Challenge: How many of the lines contain the string "BLACK"? Give the number, with no other words.

[Records from a data source]
———

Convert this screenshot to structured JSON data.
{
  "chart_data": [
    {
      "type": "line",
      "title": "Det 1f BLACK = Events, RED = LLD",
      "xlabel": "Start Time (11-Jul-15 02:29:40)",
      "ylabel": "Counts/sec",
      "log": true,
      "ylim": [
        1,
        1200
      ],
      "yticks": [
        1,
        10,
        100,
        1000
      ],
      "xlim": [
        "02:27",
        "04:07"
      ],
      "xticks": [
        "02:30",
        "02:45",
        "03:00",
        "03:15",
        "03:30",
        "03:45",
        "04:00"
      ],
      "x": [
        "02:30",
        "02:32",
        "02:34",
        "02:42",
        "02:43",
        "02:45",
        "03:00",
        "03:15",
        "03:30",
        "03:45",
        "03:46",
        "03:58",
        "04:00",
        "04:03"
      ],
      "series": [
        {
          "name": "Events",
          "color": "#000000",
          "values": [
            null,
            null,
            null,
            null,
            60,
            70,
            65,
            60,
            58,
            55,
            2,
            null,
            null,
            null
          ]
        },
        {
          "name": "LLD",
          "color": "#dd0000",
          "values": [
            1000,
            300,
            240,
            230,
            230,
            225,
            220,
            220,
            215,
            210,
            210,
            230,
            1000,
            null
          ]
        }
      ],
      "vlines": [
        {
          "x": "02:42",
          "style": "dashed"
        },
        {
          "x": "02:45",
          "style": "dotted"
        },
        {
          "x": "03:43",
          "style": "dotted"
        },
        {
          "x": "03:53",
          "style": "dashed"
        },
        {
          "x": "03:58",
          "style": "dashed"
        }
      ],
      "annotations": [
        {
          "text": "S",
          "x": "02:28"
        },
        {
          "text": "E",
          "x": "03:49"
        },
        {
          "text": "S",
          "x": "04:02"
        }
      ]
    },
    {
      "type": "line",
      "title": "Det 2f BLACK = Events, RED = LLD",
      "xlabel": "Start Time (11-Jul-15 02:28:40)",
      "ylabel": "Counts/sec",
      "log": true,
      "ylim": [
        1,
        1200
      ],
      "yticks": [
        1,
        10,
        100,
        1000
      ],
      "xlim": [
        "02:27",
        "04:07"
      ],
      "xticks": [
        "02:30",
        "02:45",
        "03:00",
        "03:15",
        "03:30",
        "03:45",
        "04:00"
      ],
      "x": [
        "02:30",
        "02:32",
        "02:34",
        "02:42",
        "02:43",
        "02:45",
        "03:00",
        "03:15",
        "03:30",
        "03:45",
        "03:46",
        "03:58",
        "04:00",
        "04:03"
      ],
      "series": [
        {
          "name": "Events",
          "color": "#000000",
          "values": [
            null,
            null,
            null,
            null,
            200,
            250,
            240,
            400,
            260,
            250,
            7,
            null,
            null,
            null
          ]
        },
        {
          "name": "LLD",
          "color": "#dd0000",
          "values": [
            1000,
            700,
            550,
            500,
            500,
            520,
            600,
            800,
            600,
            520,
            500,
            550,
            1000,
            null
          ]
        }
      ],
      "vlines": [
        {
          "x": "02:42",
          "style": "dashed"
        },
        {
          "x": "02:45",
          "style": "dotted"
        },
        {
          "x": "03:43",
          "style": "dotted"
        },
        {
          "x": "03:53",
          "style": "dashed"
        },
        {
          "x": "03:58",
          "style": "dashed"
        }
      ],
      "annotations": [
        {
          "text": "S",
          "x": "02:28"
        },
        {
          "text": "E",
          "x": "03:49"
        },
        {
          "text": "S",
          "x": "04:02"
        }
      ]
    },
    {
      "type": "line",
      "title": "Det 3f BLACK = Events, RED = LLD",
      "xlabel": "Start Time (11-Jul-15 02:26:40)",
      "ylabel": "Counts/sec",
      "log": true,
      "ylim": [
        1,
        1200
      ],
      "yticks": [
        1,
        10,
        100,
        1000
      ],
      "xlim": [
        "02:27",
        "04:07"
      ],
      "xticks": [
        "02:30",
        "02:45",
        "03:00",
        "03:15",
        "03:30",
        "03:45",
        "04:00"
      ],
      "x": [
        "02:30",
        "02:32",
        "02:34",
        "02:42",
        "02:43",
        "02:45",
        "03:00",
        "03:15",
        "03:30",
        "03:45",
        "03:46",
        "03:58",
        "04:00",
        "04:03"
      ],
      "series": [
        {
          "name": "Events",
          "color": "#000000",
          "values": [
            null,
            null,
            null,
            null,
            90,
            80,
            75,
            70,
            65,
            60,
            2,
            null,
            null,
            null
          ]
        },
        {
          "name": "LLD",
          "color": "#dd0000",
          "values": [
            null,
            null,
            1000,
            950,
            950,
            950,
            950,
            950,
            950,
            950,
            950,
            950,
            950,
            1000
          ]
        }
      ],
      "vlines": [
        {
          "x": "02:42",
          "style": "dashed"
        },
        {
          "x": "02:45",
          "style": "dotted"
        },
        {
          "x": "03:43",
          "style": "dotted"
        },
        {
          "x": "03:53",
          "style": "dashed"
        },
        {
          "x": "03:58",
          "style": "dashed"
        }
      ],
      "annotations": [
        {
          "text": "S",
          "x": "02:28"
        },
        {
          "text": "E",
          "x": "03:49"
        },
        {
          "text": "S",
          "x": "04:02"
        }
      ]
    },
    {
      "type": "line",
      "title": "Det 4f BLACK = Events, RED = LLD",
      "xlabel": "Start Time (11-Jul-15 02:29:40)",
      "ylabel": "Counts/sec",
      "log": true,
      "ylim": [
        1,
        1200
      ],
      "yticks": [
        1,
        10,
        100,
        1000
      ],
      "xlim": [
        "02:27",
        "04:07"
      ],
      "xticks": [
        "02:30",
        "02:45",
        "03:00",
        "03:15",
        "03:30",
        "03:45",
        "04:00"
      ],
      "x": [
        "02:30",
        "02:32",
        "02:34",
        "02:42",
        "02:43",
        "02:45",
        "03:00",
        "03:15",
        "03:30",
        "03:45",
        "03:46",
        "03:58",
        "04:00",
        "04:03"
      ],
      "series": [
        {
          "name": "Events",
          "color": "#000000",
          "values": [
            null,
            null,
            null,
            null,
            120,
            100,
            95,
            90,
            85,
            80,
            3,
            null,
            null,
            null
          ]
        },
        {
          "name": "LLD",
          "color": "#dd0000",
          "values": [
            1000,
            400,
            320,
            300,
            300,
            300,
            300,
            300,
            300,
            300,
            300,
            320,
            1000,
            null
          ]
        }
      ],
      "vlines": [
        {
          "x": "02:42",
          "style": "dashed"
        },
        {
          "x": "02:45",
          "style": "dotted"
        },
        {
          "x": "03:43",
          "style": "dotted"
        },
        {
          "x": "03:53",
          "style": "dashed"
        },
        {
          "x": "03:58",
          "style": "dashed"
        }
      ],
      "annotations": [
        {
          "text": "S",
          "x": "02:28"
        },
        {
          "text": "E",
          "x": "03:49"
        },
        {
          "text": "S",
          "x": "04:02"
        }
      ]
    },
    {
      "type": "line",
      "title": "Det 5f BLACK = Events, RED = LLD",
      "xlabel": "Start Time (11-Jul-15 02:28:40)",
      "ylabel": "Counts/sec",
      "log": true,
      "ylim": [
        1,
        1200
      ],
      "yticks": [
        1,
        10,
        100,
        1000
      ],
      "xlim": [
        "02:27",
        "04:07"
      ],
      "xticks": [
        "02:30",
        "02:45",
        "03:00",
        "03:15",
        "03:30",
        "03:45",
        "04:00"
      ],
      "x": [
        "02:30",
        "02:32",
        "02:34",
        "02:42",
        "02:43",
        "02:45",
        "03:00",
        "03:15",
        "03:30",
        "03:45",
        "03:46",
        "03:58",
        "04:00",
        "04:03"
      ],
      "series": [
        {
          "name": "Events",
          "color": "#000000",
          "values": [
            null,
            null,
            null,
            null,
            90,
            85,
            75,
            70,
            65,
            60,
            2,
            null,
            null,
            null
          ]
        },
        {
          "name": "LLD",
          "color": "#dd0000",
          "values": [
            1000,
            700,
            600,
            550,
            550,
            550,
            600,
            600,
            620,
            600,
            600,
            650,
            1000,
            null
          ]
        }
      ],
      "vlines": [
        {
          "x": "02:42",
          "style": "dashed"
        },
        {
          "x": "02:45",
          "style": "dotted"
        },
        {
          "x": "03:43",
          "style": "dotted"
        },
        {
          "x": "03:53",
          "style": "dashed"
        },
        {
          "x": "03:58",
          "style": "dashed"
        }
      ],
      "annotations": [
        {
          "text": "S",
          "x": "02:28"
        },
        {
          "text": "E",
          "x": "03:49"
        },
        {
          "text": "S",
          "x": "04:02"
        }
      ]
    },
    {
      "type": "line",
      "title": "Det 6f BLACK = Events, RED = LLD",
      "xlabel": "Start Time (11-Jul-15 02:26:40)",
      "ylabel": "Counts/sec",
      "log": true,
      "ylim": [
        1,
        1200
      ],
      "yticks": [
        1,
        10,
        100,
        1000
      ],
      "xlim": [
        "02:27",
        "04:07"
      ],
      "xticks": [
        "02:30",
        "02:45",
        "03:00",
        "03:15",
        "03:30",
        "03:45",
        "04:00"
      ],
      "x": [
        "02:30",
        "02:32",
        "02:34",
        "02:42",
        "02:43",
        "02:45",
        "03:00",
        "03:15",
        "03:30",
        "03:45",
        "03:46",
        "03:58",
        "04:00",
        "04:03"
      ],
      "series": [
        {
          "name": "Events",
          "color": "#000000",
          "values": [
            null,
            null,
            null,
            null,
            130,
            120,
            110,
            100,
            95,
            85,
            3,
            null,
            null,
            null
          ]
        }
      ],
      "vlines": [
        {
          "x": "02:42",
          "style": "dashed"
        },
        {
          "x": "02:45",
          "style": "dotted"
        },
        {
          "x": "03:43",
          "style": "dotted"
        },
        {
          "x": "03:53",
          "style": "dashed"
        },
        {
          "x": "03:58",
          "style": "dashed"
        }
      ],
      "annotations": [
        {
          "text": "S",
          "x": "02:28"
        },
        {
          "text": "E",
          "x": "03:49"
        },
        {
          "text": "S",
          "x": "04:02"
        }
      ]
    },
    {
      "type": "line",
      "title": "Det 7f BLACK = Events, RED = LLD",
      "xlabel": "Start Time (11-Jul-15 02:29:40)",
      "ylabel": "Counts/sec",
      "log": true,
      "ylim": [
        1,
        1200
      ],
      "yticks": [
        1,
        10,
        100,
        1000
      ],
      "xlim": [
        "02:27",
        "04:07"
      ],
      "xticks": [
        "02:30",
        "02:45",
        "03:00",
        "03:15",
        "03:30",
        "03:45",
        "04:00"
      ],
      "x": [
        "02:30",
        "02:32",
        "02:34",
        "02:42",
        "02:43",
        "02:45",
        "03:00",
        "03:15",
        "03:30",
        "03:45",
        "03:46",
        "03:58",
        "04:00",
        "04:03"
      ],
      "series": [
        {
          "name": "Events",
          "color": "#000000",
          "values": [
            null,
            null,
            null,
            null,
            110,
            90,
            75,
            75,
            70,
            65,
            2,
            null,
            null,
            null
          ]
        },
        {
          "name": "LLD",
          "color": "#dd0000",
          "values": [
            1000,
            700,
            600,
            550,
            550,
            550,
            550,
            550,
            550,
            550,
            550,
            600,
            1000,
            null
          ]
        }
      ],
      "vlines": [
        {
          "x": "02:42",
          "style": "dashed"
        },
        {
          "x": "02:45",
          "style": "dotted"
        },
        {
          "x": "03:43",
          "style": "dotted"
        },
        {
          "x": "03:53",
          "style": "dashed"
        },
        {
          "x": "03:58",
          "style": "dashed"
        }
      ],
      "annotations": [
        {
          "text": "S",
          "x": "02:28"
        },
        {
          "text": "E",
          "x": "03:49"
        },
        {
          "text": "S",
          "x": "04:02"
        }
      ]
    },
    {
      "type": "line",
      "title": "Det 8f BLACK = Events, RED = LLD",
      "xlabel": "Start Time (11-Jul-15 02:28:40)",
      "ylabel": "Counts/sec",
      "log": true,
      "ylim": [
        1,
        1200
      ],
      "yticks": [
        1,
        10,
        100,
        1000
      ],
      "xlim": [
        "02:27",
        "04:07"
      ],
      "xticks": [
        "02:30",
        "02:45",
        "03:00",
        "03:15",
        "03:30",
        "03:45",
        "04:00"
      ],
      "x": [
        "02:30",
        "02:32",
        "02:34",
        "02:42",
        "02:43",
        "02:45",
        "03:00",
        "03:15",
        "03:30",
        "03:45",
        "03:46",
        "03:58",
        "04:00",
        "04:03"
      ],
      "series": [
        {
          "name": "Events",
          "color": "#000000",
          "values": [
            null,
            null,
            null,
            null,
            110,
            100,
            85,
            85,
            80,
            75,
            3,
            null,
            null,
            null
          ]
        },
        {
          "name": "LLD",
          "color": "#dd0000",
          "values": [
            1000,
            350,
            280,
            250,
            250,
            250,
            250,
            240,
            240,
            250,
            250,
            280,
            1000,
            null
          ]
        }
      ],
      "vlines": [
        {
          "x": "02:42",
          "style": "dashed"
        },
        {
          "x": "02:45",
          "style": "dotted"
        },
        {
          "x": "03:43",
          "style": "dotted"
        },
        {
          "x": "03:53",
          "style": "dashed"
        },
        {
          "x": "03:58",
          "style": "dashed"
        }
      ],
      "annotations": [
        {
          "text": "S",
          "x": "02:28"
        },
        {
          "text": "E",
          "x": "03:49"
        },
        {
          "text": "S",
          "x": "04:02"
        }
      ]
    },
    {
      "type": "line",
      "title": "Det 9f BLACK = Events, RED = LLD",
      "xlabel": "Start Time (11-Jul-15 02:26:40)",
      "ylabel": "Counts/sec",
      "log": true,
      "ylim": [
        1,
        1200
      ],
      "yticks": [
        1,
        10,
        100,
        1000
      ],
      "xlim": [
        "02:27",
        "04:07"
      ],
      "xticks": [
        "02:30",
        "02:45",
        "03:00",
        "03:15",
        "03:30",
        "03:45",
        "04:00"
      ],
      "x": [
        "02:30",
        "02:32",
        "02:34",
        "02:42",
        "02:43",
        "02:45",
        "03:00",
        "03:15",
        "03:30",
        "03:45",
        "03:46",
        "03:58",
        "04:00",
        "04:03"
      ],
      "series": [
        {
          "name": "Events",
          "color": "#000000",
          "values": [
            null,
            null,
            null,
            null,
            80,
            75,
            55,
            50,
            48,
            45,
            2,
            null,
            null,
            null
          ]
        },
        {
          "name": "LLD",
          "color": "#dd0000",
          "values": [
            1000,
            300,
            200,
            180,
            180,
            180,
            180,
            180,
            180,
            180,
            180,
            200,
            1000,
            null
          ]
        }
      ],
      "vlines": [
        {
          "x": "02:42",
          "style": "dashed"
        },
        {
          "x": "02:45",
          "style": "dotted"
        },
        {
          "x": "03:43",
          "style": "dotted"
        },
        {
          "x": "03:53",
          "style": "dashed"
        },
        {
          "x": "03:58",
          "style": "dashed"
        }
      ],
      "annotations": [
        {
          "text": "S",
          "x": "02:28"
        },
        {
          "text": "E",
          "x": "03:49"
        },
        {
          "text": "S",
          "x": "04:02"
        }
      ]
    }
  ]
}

———

Answer to this problem: 9